___ Data section ___

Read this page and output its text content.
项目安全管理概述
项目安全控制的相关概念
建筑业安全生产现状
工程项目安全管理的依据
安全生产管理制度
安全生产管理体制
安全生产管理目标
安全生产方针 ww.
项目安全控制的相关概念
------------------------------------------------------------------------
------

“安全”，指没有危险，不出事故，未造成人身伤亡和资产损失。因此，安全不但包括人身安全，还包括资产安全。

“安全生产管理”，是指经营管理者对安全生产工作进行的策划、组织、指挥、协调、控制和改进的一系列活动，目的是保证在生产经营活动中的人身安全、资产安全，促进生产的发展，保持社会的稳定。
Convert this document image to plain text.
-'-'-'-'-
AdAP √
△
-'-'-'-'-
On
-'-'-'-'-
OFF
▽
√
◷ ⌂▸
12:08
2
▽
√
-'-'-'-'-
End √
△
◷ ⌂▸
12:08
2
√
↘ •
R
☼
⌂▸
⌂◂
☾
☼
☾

___

Task: Give the listing again, word for word.

Response to the task:
Read this page and output its text content.
项目安全管理概述
项目安全控制的相关概念
建筑业安全生产现状
工程项目安全管理的依据
安全生产管理制度
安全生产管理体制
安全生产管理目标
安全生产方针 ww.
项目安全控制的相关概念
------------------------------------------------------------------------
------

“安全”，指没有危险，不出事故，未造成人身伤亡和资产损失。因此，安全不但包括人身安全，还包括资产安全。

“安全生产管理”，是指经营管理者对安全生产工作进行的策划、组织、指挥、协调、控制和改进的一系列活动，目的是保证在生产经营活动中的人身安全、资产安全，促进生产的发展，保持社会的稳定。
Convert this document image to plain text.
-'-'-'-'-
AdAP √
△
-'-'-'-'-
On
-'-'-'-'-
OFF
▽
√
◷ ⌂▸
12:08
2
▽
√
-'-'-'-'-
End √
△
◷ ⌂▸
12:08
2
√
↘ •
R
☼
⌂▸
⌂◂
☾
☼
☾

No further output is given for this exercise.